— start of Extracted information —
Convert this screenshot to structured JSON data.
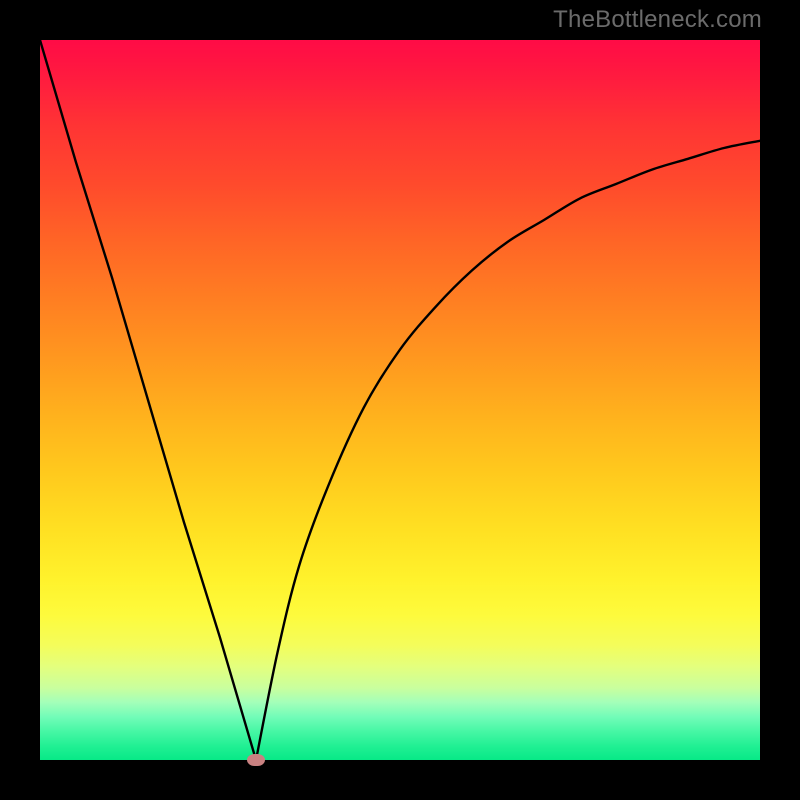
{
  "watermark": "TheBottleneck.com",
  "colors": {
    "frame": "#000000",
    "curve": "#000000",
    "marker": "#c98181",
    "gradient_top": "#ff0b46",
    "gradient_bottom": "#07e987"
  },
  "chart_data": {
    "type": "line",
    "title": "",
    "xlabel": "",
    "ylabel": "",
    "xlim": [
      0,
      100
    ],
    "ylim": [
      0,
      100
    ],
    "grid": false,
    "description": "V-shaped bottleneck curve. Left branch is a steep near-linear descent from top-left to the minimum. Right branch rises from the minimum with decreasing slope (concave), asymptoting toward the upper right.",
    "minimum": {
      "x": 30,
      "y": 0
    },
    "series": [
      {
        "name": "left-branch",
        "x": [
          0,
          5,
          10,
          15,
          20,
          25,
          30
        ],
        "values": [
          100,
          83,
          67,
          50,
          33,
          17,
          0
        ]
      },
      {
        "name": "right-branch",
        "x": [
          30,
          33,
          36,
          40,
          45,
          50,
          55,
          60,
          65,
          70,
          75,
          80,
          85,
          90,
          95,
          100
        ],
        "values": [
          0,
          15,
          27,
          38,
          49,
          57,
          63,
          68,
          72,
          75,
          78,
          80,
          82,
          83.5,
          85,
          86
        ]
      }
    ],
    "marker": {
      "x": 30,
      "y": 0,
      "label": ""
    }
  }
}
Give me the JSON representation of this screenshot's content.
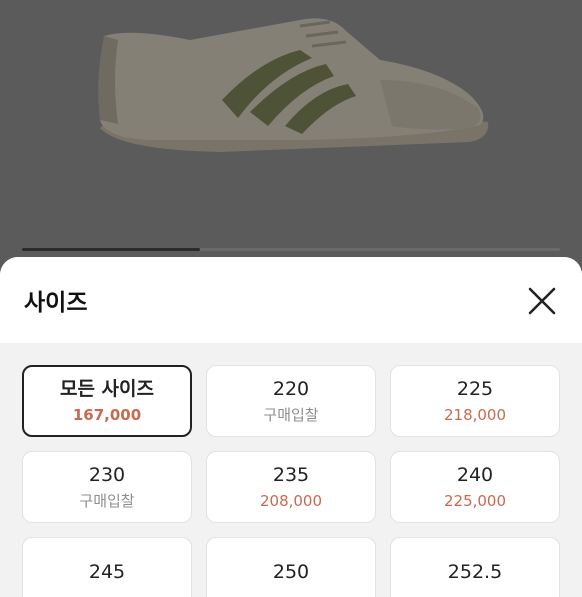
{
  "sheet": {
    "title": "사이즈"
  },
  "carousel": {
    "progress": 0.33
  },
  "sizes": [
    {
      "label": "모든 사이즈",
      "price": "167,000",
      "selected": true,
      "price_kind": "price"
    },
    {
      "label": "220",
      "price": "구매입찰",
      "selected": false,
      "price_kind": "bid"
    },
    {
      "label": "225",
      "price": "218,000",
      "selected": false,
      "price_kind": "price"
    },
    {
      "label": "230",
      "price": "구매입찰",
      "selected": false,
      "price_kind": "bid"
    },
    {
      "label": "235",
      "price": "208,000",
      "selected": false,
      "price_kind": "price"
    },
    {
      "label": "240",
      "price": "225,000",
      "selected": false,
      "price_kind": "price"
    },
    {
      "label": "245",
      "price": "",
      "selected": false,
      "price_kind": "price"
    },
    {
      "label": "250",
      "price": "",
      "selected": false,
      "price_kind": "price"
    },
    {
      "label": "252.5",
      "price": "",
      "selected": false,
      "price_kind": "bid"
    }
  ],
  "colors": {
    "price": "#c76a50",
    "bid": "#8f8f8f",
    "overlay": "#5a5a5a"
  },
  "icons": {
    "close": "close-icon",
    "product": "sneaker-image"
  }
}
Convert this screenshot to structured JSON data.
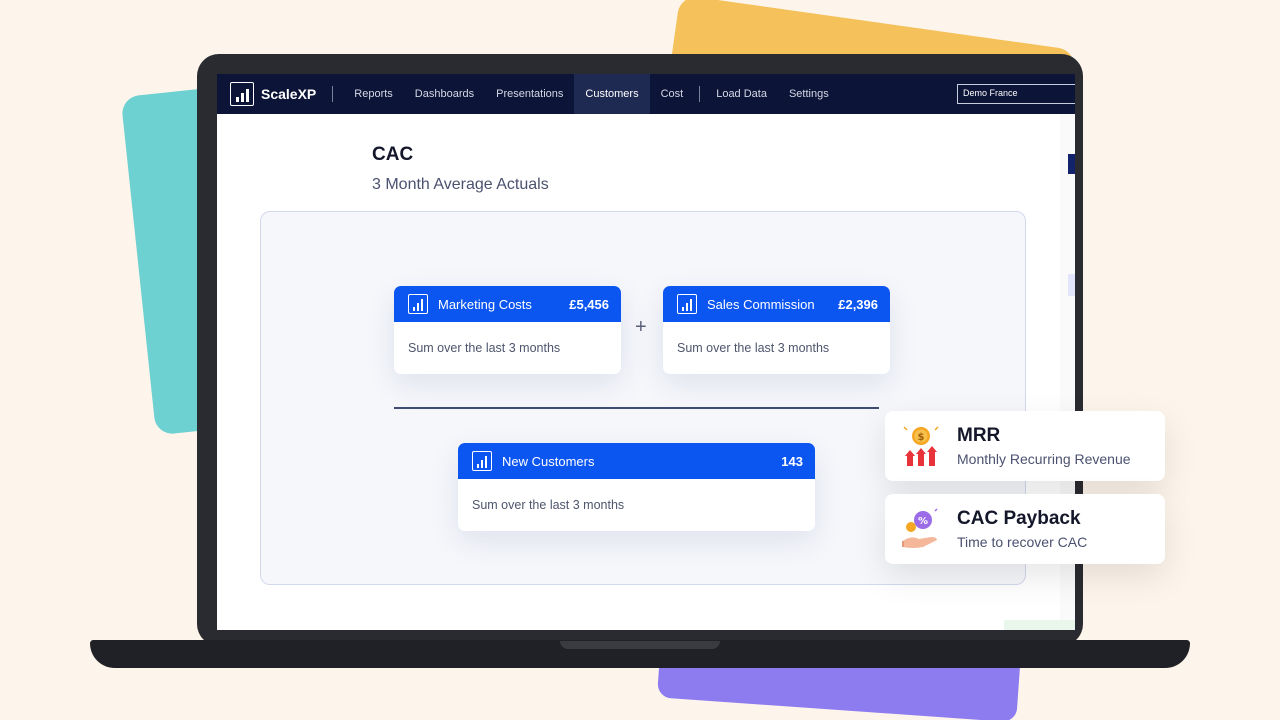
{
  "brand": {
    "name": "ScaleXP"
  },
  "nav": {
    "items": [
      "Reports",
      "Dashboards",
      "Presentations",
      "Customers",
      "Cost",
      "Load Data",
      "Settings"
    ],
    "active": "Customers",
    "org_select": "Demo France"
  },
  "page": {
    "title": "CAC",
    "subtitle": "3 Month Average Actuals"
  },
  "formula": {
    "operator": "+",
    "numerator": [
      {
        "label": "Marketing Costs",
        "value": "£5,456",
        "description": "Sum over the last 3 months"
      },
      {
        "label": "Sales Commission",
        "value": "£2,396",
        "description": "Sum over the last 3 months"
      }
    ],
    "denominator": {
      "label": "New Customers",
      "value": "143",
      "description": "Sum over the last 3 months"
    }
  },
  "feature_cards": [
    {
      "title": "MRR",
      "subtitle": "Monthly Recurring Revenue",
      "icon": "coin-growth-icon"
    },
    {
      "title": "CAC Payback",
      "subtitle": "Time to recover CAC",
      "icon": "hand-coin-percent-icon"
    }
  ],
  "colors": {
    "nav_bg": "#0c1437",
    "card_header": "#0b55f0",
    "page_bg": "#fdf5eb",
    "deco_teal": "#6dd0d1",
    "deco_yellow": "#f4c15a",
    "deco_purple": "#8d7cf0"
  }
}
— end of Extracted information —
▸ **Prompt**
All of the data above should be transcribed verbatim, with pictures omitted.

▸ **Answer to the problem**
Convert this screenshot to structured JSON data.
{
  "watermark": "TheBottleneck.com",
  "colors": {
    "frame": "#000000",
    "curve": "#000000",
    "marker": "#c98181",
    "gradient_top": "#ff0b46",
    "gradient_bottom": "#07e987"
  },
  "chart_data": {
    "type": "line",
    "title": "",
    "xlabel": "",
    "ylabel": "",
    "xlim": [
      0,
      100
    ],
    "ylim": [
      0,
      100
    ],
    "grid": false,
    "description": "V-shaped bottleneck curve. Left branch is a steep near-linear descent from top-left to the minimum. Right branch rises from the minimum with decreasing slope (concave), asymptoting toward the upper right.",
    "minimum": {
      "x": 30,
      "y": 0
    },
    "series": [
      {
        "name": "left-branch",
        "x": [
          0,
          5,
          10,
          15,
          20,
          25,
          30
        ],
        "values": [
          100,
          83,
          67,
          50,
          33,
          17,
          0
        ]
      },
      {
        "name": "right-branch",
        "x": [
          30,
          33,
          36,
          40,
          45,
          50,
          55,
          60,
          65,
          70,
          75,
          80,
          85,
          90,
          95,
          100
        ],
        "values": [
          0,
          15,
          27,
          38,
          49,
          57,
          63,
          68,
          72,
          75,
          78,
          80,
          82,
          83.5,
          85,
          86
        ]
      }
    ],
    "marker": {
      "x": 30,
      "y": 0,
      "label": ""
    }
  }
}
Give me the JSON representation of this screenshot's content.
{
  "sheet": {
    "title": "사이즈"
  },
  "carousel": {
    "progress": 0.33
  },
  "sizes": [
    {
      "label": "모든 사이즈",
      "price": "167,000",
      "selected": true,
      "price_kind": "price"
    },
    {
      "label": "220",
      "price": "구매입찰",
      "selected": false,
      "price_kind": "bid"
    },
    {
      "label": "225",
      "price": "218,000",
      "selected": false,
      "price_kind": "price"
    },
    {
      "label": "230",
      "price": "구매입찰",
      "selected": false,
      "price_kind": "bid"
    },
    {
      "label": "235",
      "price": "208,000",
      "selected": false,
      "price_kind": "price"
    },
    {
      "label": "240",
      "price": "225,000",
      "selected": false,
      "price_kind": "price"
    },
    {
      "label": "245",
      "price": "",
      "selected": false,
      "price_kind": "price"
    },
    {
      "label": "250",
      "price": "",
      "selected": false,
      "price_kind": "price"
    },
    {
      "label": "252.5",
      "price": "",
      "selected": false,
      "price_kind": "bid"
    }
  ],
  "colors": {
    "price": "#c76a50",
    "bid": "#8f8f8f",
    "overlay": "#5a5a5a"
  },
  "icons": {
    "close": "close-icon",
    "product": "sneaker-image"
  }
}
Convert this screenshot to structured JSON data.
{
  "brand": {
    "name": "ScaleXP"
  },
  "nav": {
    "items": [
      "Reports",
      "Dashboards",
      "Presentations",
      "Customers",
      "Cost",
      "Load Data",
      "Settings"
    ],
    "active": "Customers",
    "org_select": "Demo France"
  },
  "page": {
    "title": "CAC",
    "subtitle": "3 Month Average Actuals"
  },
  "formula": {
    "operator": "+",
    "numerator": [
      {
        "label": "Marketing Costs",
        "value": "£5,456",
        "description": "Sum over the last 3 months"
      },
      {
        "label": "Sales Commission",
        "value": "£2,396",
        "description": "Sum over the last 3 months"
      }
    ],
    "denominator": {
      "label": "New Customers",
      "value": "143",
      "description": "Sum over the last 3 months"
    }
  },
  "feature_cards": [
    {
      "title": "MRR",
      "subtitle": "Monthly Recurring Revenue",
      "icon": "coin-growth-icon"
    },
    {
      "title": "CAC Payback",
      "subtitle": "Time to recover CAC",
      "icon": "hand-coin-percent-icon"
    }
  ],
  "colors": {
    "nav_bg": "#0c1437",
    "card_header": "#0b55f0",
    "page_bg": "#fdf5eb",
    "deco_teal": "#6dd0d1",
    "deco_yellow": "#f4c15a",
    "deco_purple": "#8d7cf0"
  }
}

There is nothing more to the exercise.